* Material provided:
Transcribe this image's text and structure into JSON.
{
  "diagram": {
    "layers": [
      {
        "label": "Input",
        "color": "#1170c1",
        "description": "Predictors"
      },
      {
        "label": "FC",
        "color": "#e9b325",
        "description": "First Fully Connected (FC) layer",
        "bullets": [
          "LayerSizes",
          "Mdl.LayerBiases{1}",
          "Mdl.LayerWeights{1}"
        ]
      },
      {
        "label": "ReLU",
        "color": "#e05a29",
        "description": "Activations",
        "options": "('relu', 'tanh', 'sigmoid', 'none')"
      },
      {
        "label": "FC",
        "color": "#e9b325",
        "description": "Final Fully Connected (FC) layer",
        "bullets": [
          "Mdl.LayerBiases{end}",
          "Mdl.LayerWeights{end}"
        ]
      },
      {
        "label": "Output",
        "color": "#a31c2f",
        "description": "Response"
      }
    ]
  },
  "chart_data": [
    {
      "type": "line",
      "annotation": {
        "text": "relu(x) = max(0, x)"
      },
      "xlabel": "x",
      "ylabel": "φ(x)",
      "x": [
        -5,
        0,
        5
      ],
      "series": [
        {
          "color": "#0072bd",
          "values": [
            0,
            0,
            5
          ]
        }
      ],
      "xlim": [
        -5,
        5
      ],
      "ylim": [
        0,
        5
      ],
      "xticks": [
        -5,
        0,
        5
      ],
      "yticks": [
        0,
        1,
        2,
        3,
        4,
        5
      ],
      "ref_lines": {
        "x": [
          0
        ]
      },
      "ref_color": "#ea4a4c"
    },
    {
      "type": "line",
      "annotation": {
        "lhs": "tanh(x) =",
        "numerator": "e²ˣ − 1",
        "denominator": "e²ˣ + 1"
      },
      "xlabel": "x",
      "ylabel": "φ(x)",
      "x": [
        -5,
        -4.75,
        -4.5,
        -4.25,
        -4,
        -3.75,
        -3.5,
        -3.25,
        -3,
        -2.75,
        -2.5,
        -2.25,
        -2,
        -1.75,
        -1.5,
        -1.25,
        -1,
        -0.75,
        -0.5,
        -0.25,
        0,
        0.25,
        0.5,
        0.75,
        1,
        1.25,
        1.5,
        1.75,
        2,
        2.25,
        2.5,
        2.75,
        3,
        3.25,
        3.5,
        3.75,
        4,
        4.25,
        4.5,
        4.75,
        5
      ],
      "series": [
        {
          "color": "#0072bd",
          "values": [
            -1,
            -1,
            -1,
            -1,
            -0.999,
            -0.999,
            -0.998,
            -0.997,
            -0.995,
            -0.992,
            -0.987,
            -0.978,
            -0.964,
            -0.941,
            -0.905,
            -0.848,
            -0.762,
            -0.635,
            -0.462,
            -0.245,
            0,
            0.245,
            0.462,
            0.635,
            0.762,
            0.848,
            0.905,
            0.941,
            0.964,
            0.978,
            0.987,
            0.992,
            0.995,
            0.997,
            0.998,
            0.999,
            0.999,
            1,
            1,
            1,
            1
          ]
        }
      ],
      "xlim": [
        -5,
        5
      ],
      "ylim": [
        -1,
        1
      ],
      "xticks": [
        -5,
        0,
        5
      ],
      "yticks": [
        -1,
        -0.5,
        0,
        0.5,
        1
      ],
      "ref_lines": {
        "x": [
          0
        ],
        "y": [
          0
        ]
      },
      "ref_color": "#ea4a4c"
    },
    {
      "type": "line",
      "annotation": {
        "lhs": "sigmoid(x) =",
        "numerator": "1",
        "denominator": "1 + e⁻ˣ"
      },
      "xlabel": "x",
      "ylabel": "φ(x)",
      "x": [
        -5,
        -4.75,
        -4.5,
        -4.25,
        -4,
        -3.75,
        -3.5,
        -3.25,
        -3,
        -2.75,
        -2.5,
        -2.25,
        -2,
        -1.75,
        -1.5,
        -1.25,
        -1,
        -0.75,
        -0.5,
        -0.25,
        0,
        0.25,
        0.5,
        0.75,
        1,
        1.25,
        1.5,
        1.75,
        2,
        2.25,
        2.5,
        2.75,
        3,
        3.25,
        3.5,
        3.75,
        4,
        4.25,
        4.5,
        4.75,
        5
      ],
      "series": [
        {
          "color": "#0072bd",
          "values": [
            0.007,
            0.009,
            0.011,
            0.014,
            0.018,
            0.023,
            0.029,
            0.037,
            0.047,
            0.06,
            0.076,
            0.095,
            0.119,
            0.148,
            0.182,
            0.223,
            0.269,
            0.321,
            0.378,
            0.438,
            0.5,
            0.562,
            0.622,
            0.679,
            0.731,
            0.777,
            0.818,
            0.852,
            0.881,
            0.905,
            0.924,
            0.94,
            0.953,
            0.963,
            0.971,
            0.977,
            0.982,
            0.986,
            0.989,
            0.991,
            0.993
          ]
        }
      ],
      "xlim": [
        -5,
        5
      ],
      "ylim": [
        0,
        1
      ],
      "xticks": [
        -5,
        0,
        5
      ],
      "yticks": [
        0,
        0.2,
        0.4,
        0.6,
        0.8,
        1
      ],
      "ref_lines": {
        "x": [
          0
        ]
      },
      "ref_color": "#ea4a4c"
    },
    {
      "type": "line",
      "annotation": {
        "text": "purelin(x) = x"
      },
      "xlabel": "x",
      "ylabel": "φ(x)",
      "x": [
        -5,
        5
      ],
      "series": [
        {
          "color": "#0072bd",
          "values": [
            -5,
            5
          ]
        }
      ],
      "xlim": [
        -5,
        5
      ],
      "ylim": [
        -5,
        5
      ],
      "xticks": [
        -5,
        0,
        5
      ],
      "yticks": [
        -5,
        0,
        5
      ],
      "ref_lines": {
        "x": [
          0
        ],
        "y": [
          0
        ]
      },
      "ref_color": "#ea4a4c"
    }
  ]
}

* Your goal: Using the listing above, show every line that includes the string "sigmoid".

* Written answer:
        "options": "('relu', 'tanh', 'sigmoid', 'none')"
        "lhs": "sigmoid(x) =",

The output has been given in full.